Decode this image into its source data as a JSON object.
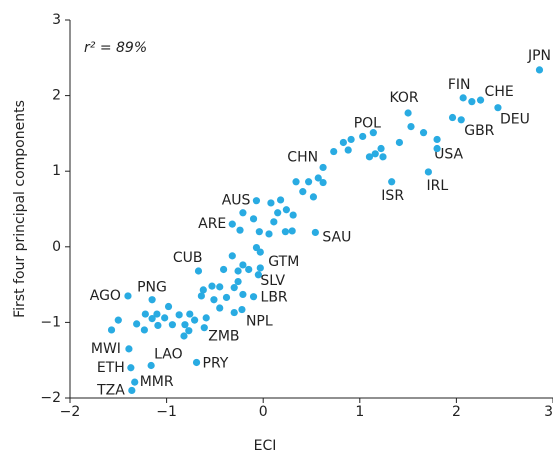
{
  "chart_data": {
    "type": "scatter",
    "xlabel": "ECI",
    "ylabel": "First four principal components",
    "annotation": "r² = 89%",
    "color": "#29abe2",
    "xlim": [
      -2,
      3
    ],
    "xticks": [
      {
        "value": -2,
        "label": "−2"
      },
      {
        "value": -1,
        "label": "−1"
      },
      0,
      1,
      2,
      3
    ],
    "ylim": [
      -2,
      3
    ],
    "yticks": [
      {
        "value": -2,
        "label": "−2"
      },
      {
        "value": -1,
        "label": "−1"
      },
      0,
      1,
      2,
      3
    ],
    "labels": [
      "JPN",
      "FIN",
      "CHE",
      "DEU",
      "GBR",
      "KOR",
      "POL",
      "USA",
      "ISR",
      "IRL",
      "CHN",
      "AUS",
      "ARE",
      "SAU",
      "CUB",
      "GTM",
      "SLV",
      "LBR",
      "NPL",
      "ZMB",
      "AGO",
      "PNG",
      "MWI",
      "ETH",
      "LAO",
      "PRY",
      "MMR",
      "TZA",
      null,
      null,
      null,
      null,
      null,
      null,
      null,
      null,
      null,
      null,
      null,
      null,
      null,
      null,
      null,
      null,
      null,
      null,
      null,
      null,
      null,
      null,
      null,
      null,
      null,
      null,
      null,
      null,
      null,
      null,
      null,
      null,
      null,
      null,
      null,
      null,
      null,
      null,
      null,
      null,
      null,
      null,
      null,
      null,
      null,
      null,
      null,
      null,
      null,
      null,
      null,
      null,
      null,
      null,
      null,
      null,
      null,
      null,
      null,
      null,
      null,
      null,
      null,
      null,
      null,
      null,
      null,
      null,
      null,
      null
    ],
    "x": [
      2.86,
      2.07,
      2.25,
      2.43,
      2.05,
      1.5,
      1.03,
      1.8,
      1.33,
      1.71,
      0.62,
      -0.07,
      -0.32,
      0.54,
      -0.67,
      -0.03,
      -0.05,
      -0.1,
      -0.22,
      -0.61,
      -1.4,
      -1.15,
      -1.39,
      -1.37,
      -1.16,
      -0.69,
      -1.33,
      -1.36,
      2.16,
      1.96,
      1.66,
      1.53,
      1.41,
      1.22,
      1.16,
      1.1,
      1.24,
      0.91,
      0.83,
      0.88,
      0.73,
      1.14,
      1.8,
      0.62,
      0.47,
      0.34,
      0.57,
      0.41,
      0.52,
      0.18,
      0.08,
      0.24,
      0.15,
      0.31,
      0.11,
      0.23,
      0.3,
      0.06,
      -0.1,
      -0.21,
      -0.04,
      -0.24,
      -0.07,
      -0.03,
      -0.32,
      -0.21,
      -0.26,
      -0.41,
      -0.15,
      -0.53,
      -0.62,
      -0.45,
      -0.3,
      -0.26,
      -0.38,
      -0.51,
      -0.21,
      -0.64,
      -0.45,
      -0.3,
      -0.71,
      -0.59,
      -0.76,
      -0.81,
      -0.94,
      -0.87,
      -1.02,
      -1.15,
      -1.22,
      -1.31,
      -0.98,
      -1.09,
      -1.1,
      -1.23,
      -1.5,
      -1.57,
      -0.82,
      -0.77
    ],
    "values": [
      2.34,
      1.97,
      1.94,
      1.84,
      1.68,
      1.77,
      1.46,
      1.42,
      0.86,
      0.99,
      1.05,
      0.61,
      0.3,
      0.19,
      -0.32,
      -0.28,
      -0.37,
      -0.66,
      -0.83,
      -1.07,
      -0.65,
      -0.7,
      -1.35,
      -1.6,
      -1.57,
      -1.53,
      -1.79,
      -1.9,
      1.92,
      1.71,
      1.51,
      1.59,
      1.38,
      1.3,
      1.23,
      1.19,
      1.19,
      1.42,
      1.38,
      1.28,
      1.26,
      1.51,
      1.3,
      0.85,
      0.86,
      0.86,
      0.91,
      0.73,
      0.66,
      0.62,
      0.58,
      0.49,
      0.45,
      0.42,
      0.33,
      0.2,
      0.21,
      0.17,
      0.37,
      0.45,
      0.2,
      0.22,
      -0.01,
      -0.07,
      -0.12,
      -0.24,
      -0.32,
      -0.3,
      -0.3,
      -0.52,
      -0.57,
      -0.53,
      -0.54,
      -0.46,
      -0.67,
      -0.7,
      -0.63,
      -0.65,
      -0.81,
      -0.87,
      -0.97,
      -0.94,
      -0.89,
      -1.03,
      -1.03,
      -0.9,
      -0.94,
      -0.95,
      -0.89,
      -1.02,
      -0.79,
      -1.04,
      -0.89,
      -1.1,
      -0.97,
      -1.1,
      -1.18,
      -1.11
    ]
  }
}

******************************

* Problem statement *
Return each line of the data, keeping its wording exact and omitting pictures.

* Result *
Decode this image into its source data as a JSON object.
{
  "chart_data": {
    "type": "scatter",
    "xlabel": "ECI",
    "ylabel": "First four principal components",
    "annotation": "r² = 89%",
    "color": "#29abe2",
    "xlim": [
      -2,
      3
    ],
    "xticks": [
      {
        "value": -2,
        "label": "−2"
      },
      {
        "value": -1,
        "label": "−1"
      },
      0,
      1,
      2,
      3
    ],
    "ylim": [
      -2,
      3
    ],
    "yticks": [
      {
        "value": -2,
        "label": "−2"
      },
      {
        "value": -1,
        "label": "−1"
      },
      0,
      1,
      2,
      3
    ],
    "labels": [
      "JPN",
      "FIN",
      "CHE",
      "DEU",
      "GBR",
      "KOR",
      "POL",
      "USA",
      "ISR",
      "IRL",
      "CHN",
      "AUS",
      "ARE",
      "SAU",
      "CUB",
      "GTM",
      "SLV",
      "LBR",
      "NPL",
      "ZMB",
      "AGO",
      "PNG",
      "MWI",
      "ETH",
      "LAO",
      "PRY",
      "MMR",
      "TZA",
      null,
      null,
      null,
      null,
      null,
      null,
      null,
      null,
      null,
      null,
      null,
      null,
      null,
      null,
      null,
      null,
      null,
      null,
      null,
      null,
      null,
      null,
      null,
      null,
      null,
      null,
      null,
      null,
      null,
      null,
      null,
      null,
      null,
      null,
      null,
      null,
      null,
      null,
      null,
      null,
      null,
      null,
      null,
      null,
      null,
      null,
      null,
      null,
      null,
      null,
      null,
      null,
      null,
      null,
      null,
      null,
      null,
      null,
      null,
      null,
      null,
      null,
      null,
      null,
      null,
      null,
      null,
      null,
      null,
      null
    ],
    "x": [
      2.86,
      2.07,
      2.25,
      2.43,
      2.05,
      1.5,
      1.03,
      1.8,
      1.33,
      1.71,
      0.62,
      -0.07,
      -0.32,
      0.54,
      -0.67,
      -0.03,
      -0.05,
      -0.1,
      -0.22,
      -0.61,
      -1.4,
      -1.15,
      -1.39,
      -1.37,
      -1.16,
      -0.69,
      -1.33,
      -1.36,
      2.16,
      1.96,
      1.66,
      1.53,
      1.41,
      1.22,
      1.16,
      1.1,
      1.24,
      0.91,
      0.83,
      0.88,
      0.73,
      1.14,
      1.8,
      0.62,
      0.47,
      0.34,
      0.57,
      0.41,
      0.52,
      0.18,
      0.08,
      0.24,
      0.15,
      0.31,
      0.11,
      0.23,
      0.3,
      0.06,
      -0.1,
      -0.21,
      -0.04,
      -0.24,
      -0.07,
      -0.03,
      -0.32,
      -0.21,
      -0.26,
      -0.41,
      -0.15,
      -0.53,
      -0.62,
      -0.45,
      -0.3,
      -0.26,
      -0.38,
      -0.51,
      -0.21,
      -0.64,
      -0.45,
      -0.3,
      -0.71,
      -0.59,
      -0.76,
      -0.81,
      -0.94,
      -0.87,
      -1.02,
      -1.15,
      -1.22,
      -1.31,
      -0.98,
      -1.09,
      -1.1,
      -1.23,
      -1.5,
      -1.57,
      -0.82,
      -0.77
    ],
    "values": [
      2.34,
      1.97,
      1.94,
      1.84,
      1.68,
      1.77,
      1.46,
      1.42,
      0.86,
      0.99,
      1.05,
      0.61,
      0.3,
      0.19,
      -0.32,
      -0.28,
      -0.37,
      -0.66,
      -0.83,
      -1.07,
      -0.65,
      -0.7,
      -1.35,
      -1.6,
      -1.57,
      -1.53,
      -1.79,
      -1.9,
      1.92,
      1.71,
      1.51,
      1.59,
      1.38,
      1.3,
      1.23,
      1.19,
      1.19,
      1.42,
      1.38,
      1.28,
      1.26,
      1.51,
      1.3,
      0.85,
      0.86,
      0.86,
      0.91,
      0.73,
      0.66,
      0.62,
      0.58,
      0.49,
      0.45,
      0.42,
      0.33,
      0.2,
      0.21,
      0.17,
      0.37,
      0.45,
      0.2,
      0.22,
      -0.01,
      -0.07,
      -0.12,
      -0.24,
      -0.32,
      -0.3,
      -0.3,
      -0.52,
      -0.57,
      -0.53,
      -0.54,
      -0.46,
      -0.67,
      -0.7,
      -0.63,
      -0.65,
      -0.81,
      -0.87,
      -0.97,
      -0.94,
      -0.89,
      -1.03,
      -1.03,
      -0.9,
      -0.94,
      -0.95,
      -0.89,
      -1.02,
      -0.79,
      -1.04,
      -0.89,
      -1.1,
      -0.97,
      -1.1,
      -1.18,
      -1.11
    ]
  }
}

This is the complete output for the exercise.